■ **Records from a collection of figures**:

___

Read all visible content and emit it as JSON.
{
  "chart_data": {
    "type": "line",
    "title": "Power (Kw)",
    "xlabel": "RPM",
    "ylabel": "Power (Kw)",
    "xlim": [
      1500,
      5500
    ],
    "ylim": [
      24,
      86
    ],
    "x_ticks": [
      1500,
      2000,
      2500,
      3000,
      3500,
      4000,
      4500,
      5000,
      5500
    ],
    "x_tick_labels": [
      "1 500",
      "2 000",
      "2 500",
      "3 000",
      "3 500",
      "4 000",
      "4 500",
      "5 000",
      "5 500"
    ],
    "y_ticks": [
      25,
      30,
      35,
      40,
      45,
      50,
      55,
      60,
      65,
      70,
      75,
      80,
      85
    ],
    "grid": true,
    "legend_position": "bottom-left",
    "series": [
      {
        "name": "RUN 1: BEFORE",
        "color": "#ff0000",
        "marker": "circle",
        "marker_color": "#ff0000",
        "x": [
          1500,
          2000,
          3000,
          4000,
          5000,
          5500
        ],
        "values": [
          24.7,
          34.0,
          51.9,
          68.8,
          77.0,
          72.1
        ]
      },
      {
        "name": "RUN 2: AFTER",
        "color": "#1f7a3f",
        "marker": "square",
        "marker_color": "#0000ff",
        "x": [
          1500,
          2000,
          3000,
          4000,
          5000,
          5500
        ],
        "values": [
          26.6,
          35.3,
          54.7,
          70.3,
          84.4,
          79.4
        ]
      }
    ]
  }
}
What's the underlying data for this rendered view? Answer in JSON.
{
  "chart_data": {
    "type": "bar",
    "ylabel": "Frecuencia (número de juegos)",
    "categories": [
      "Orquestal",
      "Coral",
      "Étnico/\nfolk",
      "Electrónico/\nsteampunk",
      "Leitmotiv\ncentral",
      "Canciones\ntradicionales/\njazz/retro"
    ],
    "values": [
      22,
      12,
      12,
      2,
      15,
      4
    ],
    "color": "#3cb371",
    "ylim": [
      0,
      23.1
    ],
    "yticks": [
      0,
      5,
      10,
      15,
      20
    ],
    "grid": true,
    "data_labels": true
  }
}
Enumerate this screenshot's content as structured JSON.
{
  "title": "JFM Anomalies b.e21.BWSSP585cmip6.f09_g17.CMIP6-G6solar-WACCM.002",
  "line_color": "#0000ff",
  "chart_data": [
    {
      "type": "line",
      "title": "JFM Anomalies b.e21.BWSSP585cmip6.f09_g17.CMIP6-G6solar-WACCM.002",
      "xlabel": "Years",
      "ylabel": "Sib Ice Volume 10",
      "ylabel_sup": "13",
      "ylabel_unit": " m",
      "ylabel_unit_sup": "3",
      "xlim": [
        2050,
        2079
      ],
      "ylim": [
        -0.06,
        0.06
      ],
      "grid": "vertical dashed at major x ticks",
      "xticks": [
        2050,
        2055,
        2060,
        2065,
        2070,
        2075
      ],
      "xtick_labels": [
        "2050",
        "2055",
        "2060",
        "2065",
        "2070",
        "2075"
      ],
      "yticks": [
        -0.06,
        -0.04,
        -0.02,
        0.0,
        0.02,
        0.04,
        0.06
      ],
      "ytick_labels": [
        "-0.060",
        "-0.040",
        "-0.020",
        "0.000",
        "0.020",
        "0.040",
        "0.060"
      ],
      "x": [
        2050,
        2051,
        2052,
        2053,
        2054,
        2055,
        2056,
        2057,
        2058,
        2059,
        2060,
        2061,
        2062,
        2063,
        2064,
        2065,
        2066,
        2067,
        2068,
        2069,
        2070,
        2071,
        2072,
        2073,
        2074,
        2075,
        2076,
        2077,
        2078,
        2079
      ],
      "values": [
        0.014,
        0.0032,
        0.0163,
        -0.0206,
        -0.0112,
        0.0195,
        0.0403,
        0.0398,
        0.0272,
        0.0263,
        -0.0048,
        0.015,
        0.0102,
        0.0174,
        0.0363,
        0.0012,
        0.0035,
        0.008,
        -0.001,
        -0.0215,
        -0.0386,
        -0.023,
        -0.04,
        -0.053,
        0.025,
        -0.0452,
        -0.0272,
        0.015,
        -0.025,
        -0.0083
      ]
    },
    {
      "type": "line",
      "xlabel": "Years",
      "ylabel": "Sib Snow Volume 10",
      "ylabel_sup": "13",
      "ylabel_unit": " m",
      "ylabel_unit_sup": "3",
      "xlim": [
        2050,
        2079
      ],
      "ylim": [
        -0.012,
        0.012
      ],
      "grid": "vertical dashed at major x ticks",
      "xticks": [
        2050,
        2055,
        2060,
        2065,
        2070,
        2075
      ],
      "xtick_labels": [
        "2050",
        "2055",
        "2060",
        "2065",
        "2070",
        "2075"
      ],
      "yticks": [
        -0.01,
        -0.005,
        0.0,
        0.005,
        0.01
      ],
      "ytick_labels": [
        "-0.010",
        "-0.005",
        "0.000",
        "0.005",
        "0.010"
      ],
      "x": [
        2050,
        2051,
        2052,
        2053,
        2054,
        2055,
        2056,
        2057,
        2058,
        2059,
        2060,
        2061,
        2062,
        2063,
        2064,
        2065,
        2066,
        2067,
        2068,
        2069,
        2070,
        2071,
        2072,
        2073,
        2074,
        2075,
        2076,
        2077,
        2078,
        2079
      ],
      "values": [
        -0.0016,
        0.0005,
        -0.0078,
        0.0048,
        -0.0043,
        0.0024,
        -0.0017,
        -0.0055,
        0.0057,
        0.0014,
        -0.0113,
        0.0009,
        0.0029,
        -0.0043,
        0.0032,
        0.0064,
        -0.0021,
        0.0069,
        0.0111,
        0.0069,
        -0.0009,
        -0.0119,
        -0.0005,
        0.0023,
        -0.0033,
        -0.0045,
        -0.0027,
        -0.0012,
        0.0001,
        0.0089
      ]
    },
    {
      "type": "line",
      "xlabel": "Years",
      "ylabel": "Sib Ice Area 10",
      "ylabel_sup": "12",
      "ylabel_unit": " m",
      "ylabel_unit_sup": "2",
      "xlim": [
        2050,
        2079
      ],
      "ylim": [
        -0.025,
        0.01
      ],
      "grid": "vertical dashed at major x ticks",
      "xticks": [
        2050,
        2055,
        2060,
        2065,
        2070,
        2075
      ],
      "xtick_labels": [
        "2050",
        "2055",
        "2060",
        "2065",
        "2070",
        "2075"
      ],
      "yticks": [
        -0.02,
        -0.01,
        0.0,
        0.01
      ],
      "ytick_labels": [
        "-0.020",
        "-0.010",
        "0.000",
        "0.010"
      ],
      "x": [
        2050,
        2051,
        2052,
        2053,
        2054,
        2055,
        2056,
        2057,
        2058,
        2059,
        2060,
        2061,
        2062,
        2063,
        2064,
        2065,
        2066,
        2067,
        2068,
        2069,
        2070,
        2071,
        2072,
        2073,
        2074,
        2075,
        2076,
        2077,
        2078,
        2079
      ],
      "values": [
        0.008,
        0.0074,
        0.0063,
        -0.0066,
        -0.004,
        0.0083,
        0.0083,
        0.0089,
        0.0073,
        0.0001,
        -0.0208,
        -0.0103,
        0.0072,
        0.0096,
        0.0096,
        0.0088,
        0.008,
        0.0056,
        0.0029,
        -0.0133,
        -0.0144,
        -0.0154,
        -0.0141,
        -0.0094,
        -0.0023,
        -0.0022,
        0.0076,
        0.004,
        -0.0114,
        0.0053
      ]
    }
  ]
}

___

■ **YOUR OBJECTIVE**: Each record above should be output again exactly.

■ **ANSWER TO THE PROBLEM**:
Read all visible content and emit it as JSON.
{
  "chart_data": {
    "type": "line",
    "title": "Power (Kw)",
    "xlabel": "RPM",
    "ylabel": "Power (Kw)",
    "xlim": [
      1500,
      5500
    ],
    "ylim": [
      24,
      86
    ],
    "x_ticks": [
      1500,
      2000,
      2500,
      3000,
      3500,
      4000,
      4500,
      5000,
      5500
    ],
    "x_tick_labels": [
      "1 500",
      "2 000",
      "2 500",
      "3 000",
      "3 500",
      "4 000",
      "4 500",
      "5 000",
      "5 500"
    ],
    "y_ticks": [
      25,
      30,
      35,
      40,
      45,
      50,
      55,
      60,
      65,
      70,
      75,
      80,
      85
    ],
    "grid": true,
    "legend_position": "bottom-left",
    "series": [
      {
        "name": "RUN 1: BEFORE",
        "color": "#ff0000",
        "marker": "circle",
        "marker_color": "#ff0000",
        "x": [
          1500,
          2000,
          3000,
          4000,
          5000,
          5500
        ],
        "values": [
          24.7,
          34.0,
          51.9,
          68.8,
          77.0,
          72.1
        ]
      },
      {
        "name": "RUN 2: AFTER",
        "color": "#1f7a3f",
        "marker": "square",
        "marker_color": "#0000ff",
        "x": [
          1500,
          2000,
          3000,
          4000,
          5000,
          5500
        ],
        "values": [
          26.6,
          35.3,
          54.7,
          70.3,
          84.4,
          79.4
        ]
      }
    ]
  }
}
What's the underlying data for this rendered view? Answer in JSON.
{
  "chart_data": {
    "type": "bar",
    "ylabel": "Frecuencia (número de juegos)",
    "categories": [
      "Orquestal",
      "Coral",
      "Étnico/\nfolk",
      "Electrónico/\nsteampunk",
      "Leitmotiv\ncentral",
      "Canciones\ntradicionales/\njazz/retro"
    ],
    "values": [
      22,
      12,
      12,
      2,
      15,
      4
    ],
    "color": "#3cb371",
    "ylim": [
      0,
      23.1
    ],
    "yticks": [
      0,
      5,
      10,
      15,
      20
    ],
    "grid": true,
    "data_labels": true
  }
}
Enumerate this screenshot's content as structured JSON.
{
  "title": "JFM Anomalies b.e21.BWSSP585cmip6.f09_g17.CMIP6-G6solar-WACCM.002",
  "line_color": "#0000ff",
  "chart_data": [
    {
      "type": "line",
      "title": "JFM Anomalies b.e21.BWSSP585cmip6.f09_g17.CMIP6-G6solar-WACCM.002",
      "xlabel": "Years",
      "ylabel": "Sib Ice Volume 10",
      "ylabel_sup": "13",
      "ylabel_unit": " m",
      "ylabel_unit_sup": "3",
      "xlim": [
        2050,
        2079
      ],
      "ylim": [
        -0.06,
        0.06
      ],
      "grid": "vertical dashed at major x ticks",
      "xticks": [
        2050,
        2055,
        2060,
        2065,
        2070,
        2075
      ],
      "xtick_labels": [
        "2050",
        "2055",
        "2060",
        "2065",
        "2070",
        "2075"
      ],
      "yticks": [
        -0.06,
        -0.04,
        -0.02,
        0.0,
        0.02,
        0.04,
        0.06
      ],
      "ytick_labels": [
        "-0.060",
        "-0.040",
        "-0.020",
        "0.000",
        "0.020",
        "0.040",
        "0.060"
      ],
      "x": [
        2050,
        2051,
        2052,
        2053,
        2054,
        2055,
        2056,
        2057,
        2058,
        2059,
        2060,
        2061,
        2062,
        2063,
        2064,
        2065,
        2066,
        2067,
        2068,
        2069,
        2070,
        2071,
        2072,
        2073,
        2074,
        2075,
        2076,
        2077,
        2078,
        2079
      ],
      "values": [
        0.014,
        0.0032,
        0.0163,
        -0.0206,
        -0.0112,
        0.0195,
        0.0403,
        0.0398,
        0.0272,
        0.0263,
        -0.0048,
        0.015,
        0.0102,
        0.0174,
        0.0363,
        0.0012,
        0.0035,
        0.008,
        -0.001,
        -0.0215,
        -0.0386,
        -0.023,
        -0.04,
        -0.053,
        0.025,
        -0.0452,
        -0.0272,
        0.015,
        -0.025,
        -0.0083
      ]
    },
    {
      "type": "line",
      "xlabel": "Years",
      "ylabel": "Sib Snow Volume 10",
      "ylabel_sup": "13",
      "ylabel_unit": " m",
      "ylabel_unit_sup": "3",
      "xlim": [
        2050,
        2079
      ],
      "ylim": [
        -0.012,
        0.012
      ],
      "grid": "vertical dashed at major x ticks",
      "xticks": [
        2050,
        2055,
        2060,
        2065,
        2070,
        2075
      ],
      "xtick_labels": [
        "2050",
        "2055",
        "2060",
        "2065",
        "2070",
        "2075"
      ],
      "yticks": [
        -0.01,
        -0.005,
        0.0,
        0.005,
        0.01
      ],
      "ytick_labels": [
        "-0.010",
        "-0.005",
        "0.000",
        "0.005",
        "0.010"
      ],
      "x": [
        2050,
        2051,
        2052,
        2053,
        2054,
        2055,
        2056,
        2057,
        2058,
        2059,
        2060,
        2061,
        2062,
        2063,
        2064,
        2065,
        2066,
        2067,
        2068,
        2069,
        2070,
        2071,
        2072,
        2073,
        2074,
        2075,
        2076,
        2077,
        2078,
        2079
      ],
      "values": [
        -0.0016,
        0.0005,
        -0.0078,
        0.0048,
        -0.0043,
        0.0024,
        -0.0017,
        -0.0055,
        0.0057,
        0.0014,
        -0.0113,
        0.0009,
        0.0029,
        -0.0043,
        0.0032,
        0.0064,
        -0.0021,
        0.0069,
        0.0111,
        0.0069,
        -0.0009,
        -0.0119,
        -0.0005,
        0.0023,
        -0.0033,
        -0.0045,
        -0.0027,
        -0.0012,
        0.0001,
        0.0089
      ]
    },
    {
      "type": "line",
      "xlabel": "Years",
      "ylabel": "Sib Ice Area 10",
      "ylabel_sup": "12",
      "ylabel_unit": " m",
      "ylabel_unit_sup": "2",
      "xlim": [
        2050,
        2079
      ],
      "ylim": [
        -0.025,
        0.01
      ],
      "grid": "vertical dashed at major x ticks",
      "xticks": [
        2050,
        2055,
        2060,
        2065,
        2070,
        2075
      ],
      "xtick_labels": [
        "2050",
        "2055",
        "2060",
        "2065",
        "2070",
        "2075"
      ],
      "yticks": [
        -0.02,
        -0.01,
        0.0,
        0.01
      ],
      "ytick_labels": [
        "-0.020",
        "-0.010",
        "0.000",
        "0.010"
      ],
      "x": [
        2050,
        2051,
        2052,
        2053,
        2054,
        2055,
        2056,
        2057,
        2058,
        2059,
        2060,
        2061,
        2062,
        2063,
        2064,
        2065,
        2066,
        2067,
        2068,
        2069,
        2070,
        2071,
        2072,
        2073,
        2074,
        2075,
        2076,
        2077,
        2078,
        2079
      ],
      "values": [
        0.008,
        0.0074,
        0.0063,
        -0.0066,
        -0.004,
        0.0083,
        0.0083,
        0.0089,
        0.0073,
        0.0001,
        -0.0208,
        -0.0103,
        0.0072,
        0.0096,
        0.0096,
        0.0088,
        0.008,
        0.0056,
        0.0029,
        -0.0133,
        -0.0144,
        -0.0154,
        -0.0141,
        -0.0094,
        -0.0023,
        -0.0022,
        0.0076,
        0.004,
        -0.0114,
        0.0053
      ]
    }
  ]
}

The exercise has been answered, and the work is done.